• GIVEN INFORMATION:
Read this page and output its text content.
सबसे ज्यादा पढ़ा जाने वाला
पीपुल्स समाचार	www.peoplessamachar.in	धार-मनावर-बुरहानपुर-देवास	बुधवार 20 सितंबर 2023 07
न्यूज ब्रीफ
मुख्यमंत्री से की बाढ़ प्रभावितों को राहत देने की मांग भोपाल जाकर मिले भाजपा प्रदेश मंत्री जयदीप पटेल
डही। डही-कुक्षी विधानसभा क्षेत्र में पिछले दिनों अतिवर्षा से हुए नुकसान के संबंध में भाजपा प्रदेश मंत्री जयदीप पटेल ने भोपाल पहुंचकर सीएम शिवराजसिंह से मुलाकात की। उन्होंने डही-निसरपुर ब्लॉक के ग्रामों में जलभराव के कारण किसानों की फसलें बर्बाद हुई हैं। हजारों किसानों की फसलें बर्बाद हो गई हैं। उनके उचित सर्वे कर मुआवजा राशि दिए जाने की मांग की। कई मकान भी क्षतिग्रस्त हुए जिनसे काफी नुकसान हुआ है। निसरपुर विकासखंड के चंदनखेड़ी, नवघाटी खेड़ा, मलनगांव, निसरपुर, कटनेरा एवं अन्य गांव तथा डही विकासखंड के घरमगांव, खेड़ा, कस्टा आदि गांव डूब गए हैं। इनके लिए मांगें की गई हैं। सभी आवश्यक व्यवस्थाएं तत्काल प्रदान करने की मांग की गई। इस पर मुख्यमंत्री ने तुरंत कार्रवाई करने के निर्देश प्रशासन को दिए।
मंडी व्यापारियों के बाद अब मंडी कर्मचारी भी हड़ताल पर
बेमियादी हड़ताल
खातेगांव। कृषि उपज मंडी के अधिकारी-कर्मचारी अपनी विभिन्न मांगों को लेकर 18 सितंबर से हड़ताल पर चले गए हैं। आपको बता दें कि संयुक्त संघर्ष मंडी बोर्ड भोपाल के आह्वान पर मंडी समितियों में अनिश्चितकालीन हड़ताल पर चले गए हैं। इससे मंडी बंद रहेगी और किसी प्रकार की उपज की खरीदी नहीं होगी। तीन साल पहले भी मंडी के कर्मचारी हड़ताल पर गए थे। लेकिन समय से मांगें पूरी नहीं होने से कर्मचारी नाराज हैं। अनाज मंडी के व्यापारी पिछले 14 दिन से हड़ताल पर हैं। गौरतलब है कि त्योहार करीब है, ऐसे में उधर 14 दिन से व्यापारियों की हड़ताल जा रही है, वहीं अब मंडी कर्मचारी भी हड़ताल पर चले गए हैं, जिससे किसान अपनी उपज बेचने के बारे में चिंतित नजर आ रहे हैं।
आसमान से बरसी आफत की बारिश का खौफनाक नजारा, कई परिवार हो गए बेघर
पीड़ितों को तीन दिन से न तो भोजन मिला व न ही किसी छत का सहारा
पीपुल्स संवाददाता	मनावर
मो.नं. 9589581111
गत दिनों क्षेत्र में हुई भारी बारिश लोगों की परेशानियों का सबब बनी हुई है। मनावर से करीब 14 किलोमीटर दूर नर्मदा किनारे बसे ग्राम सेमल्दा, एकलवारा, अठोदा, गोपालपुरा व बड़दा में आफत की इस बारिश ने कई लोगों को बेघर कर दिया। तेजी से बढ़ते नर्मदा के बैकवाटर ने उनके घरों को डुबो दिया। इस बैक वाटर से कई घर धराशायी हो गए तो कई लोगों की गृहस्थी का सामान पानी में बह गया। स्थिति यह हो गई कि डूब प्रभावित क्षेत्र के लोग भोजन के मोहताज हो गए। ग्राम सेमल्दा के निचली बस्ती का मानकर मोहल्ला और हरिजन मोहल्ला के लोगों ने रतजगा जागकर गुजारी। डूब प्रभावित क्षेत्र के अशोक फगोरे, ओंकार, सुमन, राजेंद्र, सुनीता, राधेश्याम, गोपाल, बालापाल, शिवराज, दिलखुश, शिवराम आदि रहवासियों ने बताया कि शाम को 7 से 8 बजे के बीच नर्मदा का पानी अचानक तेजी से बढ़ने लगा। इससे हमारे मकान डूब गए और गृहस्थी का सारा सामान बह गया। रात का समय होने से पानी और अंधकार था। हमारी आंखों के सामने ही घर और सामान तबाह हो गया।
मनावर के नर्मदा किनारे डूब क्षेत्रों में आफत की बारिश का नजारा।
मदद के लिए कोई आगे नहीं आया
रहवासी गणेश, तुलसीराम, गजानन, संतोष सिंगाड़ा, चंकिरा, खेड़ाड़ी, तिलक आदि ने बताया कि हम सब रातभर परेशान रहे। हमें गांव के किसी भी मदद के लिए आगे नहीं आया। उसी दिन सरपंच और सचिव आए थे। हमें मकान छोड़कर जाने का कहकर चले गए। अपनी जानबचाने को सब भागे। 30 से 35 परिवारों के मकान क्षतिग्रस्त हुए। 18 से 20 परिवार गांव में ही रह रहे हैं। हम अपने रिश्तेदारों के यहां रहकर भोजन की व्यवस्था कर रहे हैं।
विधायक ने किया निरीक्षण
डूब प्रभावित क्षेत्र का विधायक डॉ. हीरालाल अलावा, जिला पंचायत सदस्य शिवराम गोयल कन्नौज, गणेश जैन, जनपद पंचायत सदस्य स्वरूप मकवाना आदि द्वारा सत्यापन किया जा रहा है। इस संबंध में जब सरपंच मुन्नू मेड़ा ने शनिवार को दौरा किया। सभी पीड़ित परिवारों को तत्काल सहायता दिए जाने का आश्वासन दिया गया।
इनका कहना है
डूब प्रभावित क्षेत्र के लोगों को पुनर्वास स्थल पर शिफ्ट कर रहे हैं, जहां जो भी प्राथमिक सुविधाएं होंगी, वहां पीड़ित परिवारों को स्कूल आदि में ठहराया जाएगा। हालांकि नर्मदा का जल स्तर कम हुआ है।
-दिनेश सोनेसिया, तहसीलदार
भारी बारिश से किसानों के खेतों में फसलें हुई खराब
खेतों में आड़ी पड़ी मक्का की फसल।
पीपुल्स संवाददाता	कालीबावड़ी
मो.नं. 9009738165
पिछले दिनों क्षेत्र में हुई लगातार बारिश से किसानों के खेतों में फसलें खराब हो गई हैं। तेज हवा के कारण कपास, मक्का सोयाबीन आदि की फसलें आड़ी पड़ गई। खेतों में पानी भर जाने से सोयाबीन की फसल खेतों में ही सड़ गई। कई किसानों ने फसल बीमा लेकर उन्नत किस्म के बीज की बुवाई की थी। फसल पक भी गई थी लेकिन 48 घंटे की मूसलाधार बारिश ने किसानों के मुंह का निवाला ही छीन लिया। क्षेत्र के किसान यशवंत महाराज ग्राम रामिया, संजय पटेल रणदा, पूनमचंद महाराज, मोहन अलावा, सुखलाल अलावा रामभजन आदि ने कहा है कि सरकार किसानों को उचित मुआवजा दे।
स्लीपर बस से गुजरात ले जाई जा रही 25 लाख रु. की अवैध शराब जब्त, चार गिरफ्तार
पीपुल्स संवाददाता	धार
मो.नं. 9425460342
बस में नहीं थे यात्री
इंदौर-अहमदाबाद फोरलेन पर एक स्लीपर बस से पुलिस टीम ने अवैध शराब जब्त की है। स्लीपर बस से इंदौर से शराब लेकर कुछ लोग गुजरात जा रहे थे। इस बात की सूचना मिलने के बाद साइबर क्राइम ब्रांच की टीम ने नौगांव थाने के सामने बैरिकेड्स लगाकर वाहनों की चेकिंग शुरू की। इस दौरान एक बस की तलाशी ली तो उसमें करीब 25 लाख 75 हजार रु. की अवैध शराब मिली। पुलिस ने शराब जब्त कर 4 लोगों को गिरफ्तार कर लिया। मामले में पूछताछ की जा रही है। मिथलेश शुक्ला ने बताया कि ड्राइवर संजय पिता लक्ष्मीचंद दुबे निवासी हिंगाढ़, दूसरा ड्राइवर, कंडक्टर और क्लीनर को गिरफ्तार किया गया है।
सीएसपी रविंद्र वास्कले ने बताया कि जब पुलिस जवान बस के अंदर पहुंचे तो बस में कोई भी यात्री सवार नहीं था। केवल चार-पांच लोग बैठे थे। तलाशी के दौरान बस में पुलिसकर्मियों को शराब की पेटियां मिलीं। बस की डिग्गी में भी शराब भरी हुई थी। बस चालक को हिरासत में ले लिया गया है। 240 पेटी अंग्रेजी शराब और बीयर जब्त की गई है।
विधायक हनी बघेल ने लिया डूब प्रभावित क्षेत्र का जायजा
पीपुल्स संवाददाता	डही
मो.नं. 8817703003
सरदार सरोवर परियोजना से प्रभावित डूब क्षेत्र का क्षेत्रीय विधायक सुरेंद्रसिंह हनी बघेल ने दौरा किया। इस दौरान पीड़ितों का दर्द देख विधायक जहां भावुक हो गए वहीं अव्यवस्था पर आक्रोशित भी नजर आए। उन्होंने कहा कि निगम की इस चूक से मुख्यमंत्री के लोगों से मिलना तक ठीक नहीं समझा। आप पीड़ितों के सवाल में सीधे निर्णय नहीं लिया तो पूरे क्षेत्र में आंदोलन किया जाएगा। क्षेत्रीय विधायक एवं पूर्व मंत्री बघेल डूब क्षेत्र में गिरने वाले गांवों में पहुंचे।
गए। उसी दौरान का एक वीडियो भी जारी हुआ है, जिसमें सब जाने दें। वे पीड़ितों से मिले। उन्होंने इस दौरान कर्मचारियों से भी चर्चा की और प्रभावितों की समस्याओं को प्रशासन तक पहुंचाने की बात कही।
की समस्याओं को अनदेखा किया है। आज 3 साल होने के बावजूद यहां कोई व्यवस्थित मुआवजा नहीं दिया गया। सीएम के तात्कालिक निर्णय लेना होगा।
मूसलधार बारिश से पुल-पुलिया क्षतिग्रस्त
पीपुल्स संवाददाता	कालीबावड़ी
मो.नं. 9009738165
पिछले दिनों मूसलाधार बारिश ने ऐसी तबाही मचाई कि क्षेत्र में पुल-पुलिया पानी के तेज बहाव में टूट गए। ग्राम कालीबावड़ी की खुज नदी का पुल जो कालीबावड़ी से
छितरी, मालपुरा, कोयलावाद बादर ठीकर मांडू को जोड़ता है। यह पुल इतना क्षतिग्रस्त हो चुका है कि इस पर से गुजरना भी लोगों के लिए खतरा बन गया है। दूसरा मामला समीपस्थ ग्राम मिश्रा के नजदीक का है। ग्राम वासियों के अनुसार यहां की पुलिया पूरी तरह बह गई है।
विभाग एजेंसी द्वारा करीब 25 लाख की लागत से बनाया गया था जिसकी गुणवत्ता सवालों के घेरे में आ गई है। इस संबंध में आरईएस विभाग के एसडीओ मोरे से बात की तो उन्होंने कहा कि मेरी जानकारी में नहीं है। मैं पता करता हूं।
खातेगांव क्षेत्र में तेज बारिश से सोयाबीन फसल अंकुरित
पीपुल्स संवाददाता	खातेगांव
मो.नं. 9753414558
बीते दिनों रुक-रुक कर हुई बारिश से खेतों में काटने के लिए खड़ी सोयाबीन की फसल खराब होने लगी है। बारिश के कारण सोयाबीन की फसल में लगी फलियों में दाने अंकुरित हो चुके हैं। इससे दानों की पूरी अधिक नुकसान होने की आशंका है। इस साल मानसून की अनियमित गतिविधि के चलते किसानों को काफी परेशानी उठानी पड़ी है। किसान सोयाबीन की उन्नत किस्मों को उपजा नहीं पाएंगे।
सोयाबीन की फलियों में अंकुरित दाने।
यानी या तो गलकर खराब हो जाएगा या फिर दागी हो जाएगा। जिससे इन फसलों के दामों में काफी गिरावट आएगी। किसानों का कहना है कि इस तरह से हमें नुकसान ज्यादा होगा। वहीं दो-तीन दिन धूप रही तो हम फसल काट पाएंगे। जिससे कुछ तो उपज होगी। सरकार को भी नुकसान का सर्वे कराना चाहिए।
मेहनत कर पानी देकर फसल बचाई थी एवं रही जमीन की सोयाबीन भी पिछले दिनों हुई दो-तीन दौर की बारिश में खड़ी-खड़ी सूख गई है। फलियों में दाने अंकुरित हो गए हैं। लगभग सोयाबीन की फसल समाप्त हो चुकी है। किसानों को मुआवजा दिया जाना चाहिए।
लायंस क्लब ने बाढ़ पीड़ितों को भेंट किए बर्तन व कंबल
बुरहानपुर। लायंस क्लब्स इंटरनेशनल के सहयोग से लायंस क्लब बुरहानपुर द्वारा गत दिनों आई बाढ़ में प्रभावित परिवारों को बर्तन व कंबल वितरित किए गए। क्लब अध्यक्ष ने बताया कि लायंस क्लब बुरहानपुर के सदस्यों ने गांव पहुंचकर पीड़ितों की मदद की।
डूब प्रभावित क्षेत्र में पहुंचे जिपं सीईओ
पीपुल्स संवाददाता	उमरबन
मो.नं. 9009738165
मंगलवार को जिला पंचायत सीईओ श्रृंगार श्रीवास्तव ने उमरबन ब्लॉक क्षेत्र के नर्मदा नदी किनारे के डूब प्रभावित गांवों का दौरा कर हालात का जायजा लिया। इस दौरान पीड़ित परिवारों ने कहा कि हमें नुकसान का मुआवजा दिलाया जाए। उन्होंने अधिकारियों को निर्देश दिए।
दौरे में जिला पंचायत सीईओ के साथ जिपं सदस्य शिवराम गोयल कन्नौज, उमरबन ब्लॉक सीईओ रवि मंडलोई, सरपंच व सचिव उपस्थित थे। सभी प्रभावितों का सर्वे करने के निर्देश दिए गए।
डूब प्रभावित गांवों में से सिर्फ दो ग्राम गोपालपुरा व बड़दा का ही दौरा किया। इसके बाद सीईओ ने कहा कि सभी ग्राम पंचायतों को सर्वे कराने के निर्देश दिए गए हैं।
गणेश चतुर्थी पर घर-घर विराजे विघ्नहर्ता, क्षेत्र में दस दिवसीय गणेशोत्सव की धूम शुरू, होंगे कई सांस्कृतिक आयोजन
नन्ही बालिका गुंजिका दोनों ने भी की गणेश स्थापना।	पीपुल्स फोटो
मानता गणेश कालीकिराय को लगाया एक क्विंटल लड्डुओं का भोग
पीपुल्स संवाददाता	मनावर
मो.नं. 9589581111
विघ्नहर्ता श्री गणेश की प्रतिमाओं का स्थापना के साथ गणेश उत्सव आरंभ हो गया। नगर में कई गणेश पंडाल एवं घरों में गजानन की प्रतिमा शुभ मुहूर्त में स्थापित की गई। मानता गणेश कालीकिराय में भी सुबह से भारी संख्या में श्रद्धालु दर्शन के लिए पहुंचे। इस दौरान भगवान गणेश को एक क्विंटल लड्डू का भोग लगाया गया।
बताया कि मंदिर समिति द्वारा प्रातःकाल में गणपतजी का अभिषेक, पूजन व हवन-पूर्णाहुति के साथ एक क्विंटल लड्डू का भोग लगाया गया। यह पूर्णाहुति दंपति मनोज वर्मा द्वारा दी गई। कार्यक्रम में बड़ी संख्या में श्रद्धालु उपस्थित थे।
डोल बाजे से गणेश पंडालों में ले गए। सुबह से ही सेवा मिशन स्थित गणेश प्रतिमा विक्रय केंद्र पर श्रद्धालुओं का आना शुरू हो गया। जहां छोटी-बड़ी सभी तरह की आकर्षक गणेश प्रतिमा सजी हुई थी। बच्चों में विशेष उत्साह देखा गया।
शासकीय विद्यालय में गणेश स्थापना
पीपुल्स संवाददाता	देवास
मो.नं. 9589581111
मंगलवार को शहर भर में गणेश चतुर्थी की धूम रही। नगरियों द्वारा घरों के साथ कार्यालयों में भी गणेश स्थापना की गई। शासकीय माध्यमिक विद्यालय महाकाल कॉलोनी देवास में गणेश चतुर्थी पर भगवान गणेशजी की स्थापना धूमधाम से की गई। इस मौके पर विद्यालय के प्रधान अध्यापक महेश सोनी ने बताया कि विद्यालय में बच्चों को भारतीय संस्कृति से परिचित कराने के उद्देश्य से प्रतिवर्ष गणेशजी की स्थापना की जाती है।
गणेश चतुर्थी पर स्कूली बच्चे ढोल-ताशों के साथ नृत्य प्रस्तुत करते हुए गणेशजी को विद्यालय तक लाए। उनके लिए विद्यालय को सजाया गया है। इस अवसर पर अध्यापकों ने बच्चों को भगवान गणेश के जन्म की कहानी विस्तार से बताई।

• EXERCISE PROMPT: Pick out each line containing the string "उमरबन" and copy it.

• TASK ANSWER:
पीपुल्स संवाददाता	उमरबन
मंगलवार को जिला पंचायत सीईओ श्रृंगार श्रीवास्तव ने उमरबन ब्लॉक क्षेत्र के नर्मदा नदी किनारे के डूब प्रभावित गांवों का दौरा कर हालात का जायजा लिया। इस दौरान पीड़ित परिवारों ने कहा कि हमें नुकसान का मुआवजा दिलाया जाए। उन्होंने अधिकारियों को निर्देश दिए।
दौरे में जिला पंचायत सीईओ के साथ जिपं सदस्य शिवराम गोयल कन्नौज, उमरबन ब्लॉक सीईओ रवि मंडलोई, सरपंच व सचिव उपस्थित थे। सभी प्रभावितों का सर्वे करने के निर्देश दिए गए।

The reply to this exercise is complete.